# SOURCE MATERIAL start
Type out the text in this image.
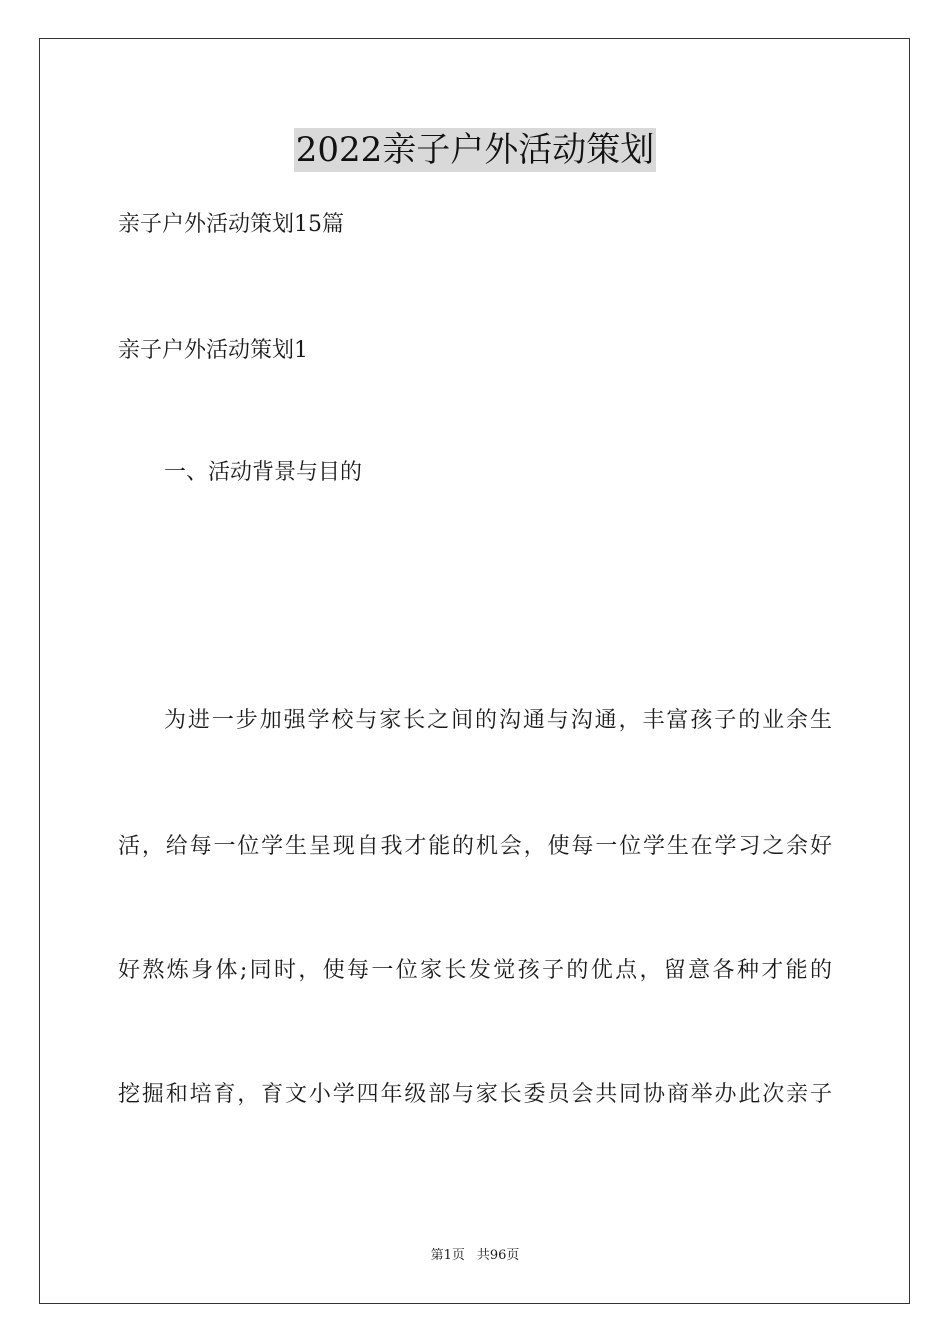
2022亲子户外活动策划
亲子户外活动策划15篇
亲子户外活动策划1
一、活动背景与目的
为进一步加强学校与家长之间的沟通与沟通，丰富孩子的业余生
活，给每一位学生呈现自我才能的机会，使每一位学生在学习之余好
好熬炼身体;同时，使每一位家长发觉孩子的优点，留意各种才能的
挖掘和培育，育文小学四年级部与家长委员会共同协商举办此次亲子
第1页 共96页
# SOURCE MATERIAL end
* **SET TASK**: Retype each line of the listing above word for word. Exclude the pictures.

* **SOLUTION TO THE PROBLEM**:
Type out the text in this image.
2022亲子户外活动策划
亲子户外活动策划15篇
亲子户外活动策划1
一、活动背景与目的
为进一步加强学校与家长之间的沟通与沟通，丰富孩子的业余生
活，给每一位学生呈现自我才能的机会，使每一位学生在学习之余好
好熬炼身体;同时，使每一位家长发觉孩子的优点，留意各种才能的
挖掘和培育，育文小学四年级部与家长委员会共同协商举办此次亲子
第1页 共96页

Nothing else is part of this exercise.